• [Extract to read]:
Let me change that in my tree...
>
>> +
>> +/* ioctl for vm fd */
>> +#define KVM_CREATE_DEVICE _IOWR(KVMIO, 0xe0, struct kvm_create_device)
>> +
>> +/* ioctls for fds returned by KVM_CREATE_DEVICE */
>> +#define KVM_SET_DEVICE_ATTR _IOW(KVMIO, 0xe1, struct kvm_device_attr)
>> +#define KVM_GET_DEVICE_ATTR _IOW(KVMIO, 0xe2, struct kvm_device_attr)
>> +#define KVM_HAS_DEVICE_ATTR _IOW(KVMIO, 0xe3, struct kvm_device_attr)
>> +
>> +/*
>> * ioctls for vcpu fds
>> */
>> #define KVM_RUN _IO(KVMIO, 0x80)
>> diff --git a/virt/kvm/kvm_main.c b/virt/kvm/kvm_main.c
>> index 5cc53c9..e2b18af 100644
>> --- a/virt/kvm/kvm_main.c
>> +++ b/virt/kvm/kvm_main.c
>> @@ -2158,6 +2158,117 @@ out:
>> }
>> #endif
>>
>> +static int kvm_device_ioctl_attr(struct kvm_device *dev,
>> + int (*accessor)(struct kvm_device *dev,
>> + struct kvm_device_attr *attr),
>> + unsigned long arg)
>> +{
>> + struct kvm_device_attr attr;
>> +
>> + if (!accessor)
>> + return -EPERM;
>> +
>> + if (copy_from_user(&attr, (void __user *)arg, sizeof(attr)))

• [Request]: Retype the KVM device ioctl patch excerpt above in full, reproducing every line and character without alteration.

• [Extracted information]:
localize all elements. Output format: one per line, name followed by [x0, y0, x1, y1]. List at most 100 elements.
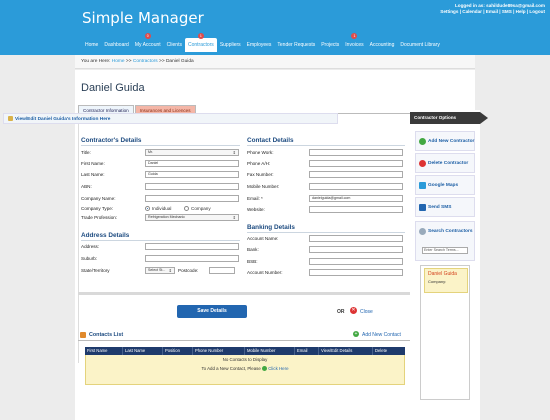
- trade-profession-row: Trade Profession: Refrigeration Mechanic…: [81, 214, 241, 221]
- add-new-contact-link[interactable]: Add New Contact: [362, 332, 401, 338]
- sidebar-add-contractor[interactable]: Add New Contractor: [415, 131, 475, 151]
- edit-icon: [8, 116, 13, 121]
- close-icon[interactable]: ✕: [350, 307, 357, 314]
- state-label: State/Territory: [81, 268, 110, 273]
- nav-accounting[interactable]: Accounting: [367, 38, 398, 52]
- banking-details-title: Banking Details: [247, 224, 295, 231]
- section-rule: [247, 232, 405, 233]
- col-position: Position: [163, 347, 193, 355]
- bsb-label: BSB:: [247, 259, 258, 264]
- save-details-button[interactable]: Save Details: [177, 305, 247, 318]
- state-select[interactable]: Select St... ⇕: [145, 267, 175, 274]
- title-row: Title: Mr. ⇕: [81, 149, 241, 156]
- bank-input[interactable]: [309, 246, 403, 253]
- phone-work-row: Phone Work:: [247, 149, 407, 156]
- delete-icon: [419, 160, 426, 167]
- radio-individual[interactable]: [145, 205, 150, 211]
- nav-invoices[interactable]: Invoices 1: [342, 33, 366, 52]
- website-input[interactable]: [309, 206, 403, 213]
- search-result-card[interactable]: Daniel Guida Company:: [424, 268, 468, 293]
- mobile-input[interactable]: [309, 183, 403, 190]
- nav-tender-requests[interactable]: Tender Requests: [274, 38, 318, 52]
- suburb-input[interactable]: [145, 255, 239, 262]
- main-nav: Home Dashboard My Account 0 Clients Contr…: [82, 33, 443, 52]
- nav-dashboard[interactable]: Dashboard: [101, 38, 131, 52]
- app-header: Simple Manager Logged in as: sahildude89…: [0, 0, 550, 55]
- nav-contractors[interactable]: Contractors 1: [184, 33, 217, 52]
- fax-input[interactable]: [309, 171, 403, 178]
- website-label: Website:: [247, 207, 265, 212]
- breadcrumb-sep: >>: [159, 59, 165, 64]
- result-name: Daniel Guida: [428, 271, 457, 277]
- nav-employees[interactable]: Employees: [244, 38, 275, 52]
- breadcrumb-home[interactable]: Home: [112, 59, 125, 64]
- view-edit-banner: View/Edit Daniel Guida's Information Her…: [3, 113, 338, 124]
- sidebar-send-sms[interactable]: Send SMS: [415, 197, 475, 217]
- page-title: Daniel Guida: [81, 82, 145, 94]
- breadcrumb-sep: >>: [125, 59, 132, 64]
- postcode-input[interactable]: [209, 267, 235, 274]
- mobile-label: Mobile Number:: [247, 184, 280, 189]
- website-row: Website:: [247, 206, 407, 213]
- postcode-label: Postcode:: [178, 268, 199, 273]
- address-row: Address:: [81, 243, 241, 250]
- col-phone-number: Phone Number: [193, 347, 245, 355]
- trade-profession-label: Trade Profession:: [81, 215, 118, 220]
- phone-work-input[interactable]: [309, 149, 403, 156]
- account-number-label: Account Number:: [247, 270, 283, 275]
- nav-document-library[interactable]: Document Library: [397, 38, 442, 52]
- map-icon: [419, 182, 426, 189]
- last-name-input[interactable]: Guida: [145, 171, 239, 178]
- mobile-row: Mobile Number:: [247, 183, 407, 190]
- breadcrumb-current: Daniel Guida: [165, 59, 194, 64]
- chevron-down-icon: ⇕: [168, 268, 172, 273]
- add-contact-icon[interactable]: +: [353, 331, 359, 337]
- email-input[interactable]: danielguida@gmail.com: [309, 195, 403, 202]
- phone-ah-input[interactable]: [309, 160, 403, 167]
- address-input[interactable]: [145, 243, 239, 250]
- breadcrumb: You are Here: Home >> Contractors >> Dan…: [75, 55, 475, 69]
- click-here-link[interactable]: Click Here: [268, 366, 288, 371]
- nav-badge: 1: [351, 33, 358, 39]
- breadcrumb-contractors[interactable]: Contractors: [133, 59, 158, 64]
- chevron-down-icon: ⇕: [232, 150, 236, 155]
- account-name-input[interactable]: [309, 235, 403, 242]
- nav-home[interactable]: Home: [82, 38, 101, 52]
- company-type-row: Company Type: Individual Company: [81, 205, 241, 212]
- nav-my-account[interactable]: My Account 0: [132, 33, 164, 52]
- account-number-row: Account Number:: [247, 269, 407, 276]
- nav-projects[interactable]: Projects: [318, 38, 342, 52]
- sidebar-delete-contractor[interactable]: Delete Contractor: [415, 153, 475, 173]
- radio-company[interactable]: [184, 205, 189, 211]
- account-name-row: Account Name:: [247, 235, 407, 242]
- abn-input[interactable]: [145, 183, 239, 190]
- sms-icon: [419, 204, 426, 211]
- contacts-table: First Name Last Name Position Phone Numb…: [85, 347, 405, 385]
- first-name-label: First Name:: [81, 161, 105, 166]
- abn-row: ABN:: [81, 183, 241, 190]
- trade-profession-select[interactable]: Refrigeration Mechanic ⇕: [145, 214, 239, 221]
- sidebar-google-maps[interactable]: Google Maps: [415, 175, 475, 195]
- search-contractors-input[interactable]: Enter Search Terms...: [422, 247, 468, 254]
- nav-suppliers[interactable]: Suppliers: [217, 38, 244, 52]
- bank-row: Bank:: [247, 246, 407, 253]
- email-row: Email: * danielguida@gmail.com: [247, 195, 407, 202]
- company-name-input[interactable]: [145, 195, 239, 202]
- bsb-input[interactable]: [309, 258, 403, 265]
- header-links[interactable]: Settings | Calendar | Email | SMS | Help…: [440, 9, 545, 15]
- nav-clients[interactable]: Clients: [164, 38, 185, 52]
- fax-row: Fax Number:: [247, 171, 407, 178]
- title-select[interactable]: Mr. ⇕: [145, 149, 239, 156]
- col-email: Email: [295, 347, 319, 355]
- state-row: State/Territory Select St... ⇕ Postcode:: [81, 267, 241, 274]
- add-icon: [262, 366, 268, 372]
- first-name-input[interactable]: Daniel: [145, 160, 239, 167]
- col-view-edit-details: View/Edit Details: [319, 347, 373, 355]
- nav-badge: 1: [197, 33, 204, 39]
- account-number-input[interactable]: [309, 269, 403, 276]
- form-footer-bar: [78, 292, 413, 295]
- bank-label: Bank:: [247, 247, 259, 252]
- app-logo[interactable]: Simple Manager: [82, 9, 204, 27]
- or-text: OR: [337, 309, 345, 315]
- close-link[interactable]: Close: [360, 309, 373, 315]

• [Exercise response]:
Let me change that in my tree...
>
>> +
>> +/* ioctl for vm fd */
>> +#define KVM_CREATE_DEVICE _IOWR(KVMIO, 0xe0, struct kvm_create_device)
>> +
>> +/* ioctls for fds returned by KVM_CREATE_DEVICE */
>> +#define KVM_SET_DEVICE_ATTR _IOW(KVMIO, 0xe1, struct kvm_device_attr)
>> +#define KVM_GET_DEVICE_ATTR _IOW(KVMIO, 0xe2, struct kvm_device_attr)
>> +#define KVM_HAS_DEVICE_ATTR _IOW(KVMIO, 0xe3, struct kvm_device_attr)
>> +
>> +/*
>> * ioctls for vcpu fds
>> */
>> #define KVM_RUN _IO(KVMIO, 0x80)
>> diff --git a/virt/kvm/kvm_main.c b/virt/kvm/kvm_main.c
>> index 5cc53c9..e2b18af 100644
>> --- a/virt/kvm/kvm_main.c
>> +++ b/virt/kvm/kvm_main.c
>> @@ -2158,6 +2158,117 @@ out:
>> }
>> #endif
>>
>> +static int kvm_device_ioctl_attr(struct kvm_device *dev,
>> + int (*accessor)(struct kvm_device *dev,
>> + struct kvm_device_attr *attr),
>> + unsigned long arg)
>> +{
>> + struct kvm_device_attr attr;
>> +
>> + if (!accessor)
>> + return -EPERM;
>> +
>> + if (copy_from_user(&attr, (void __user *)arg, sizeof(attr)))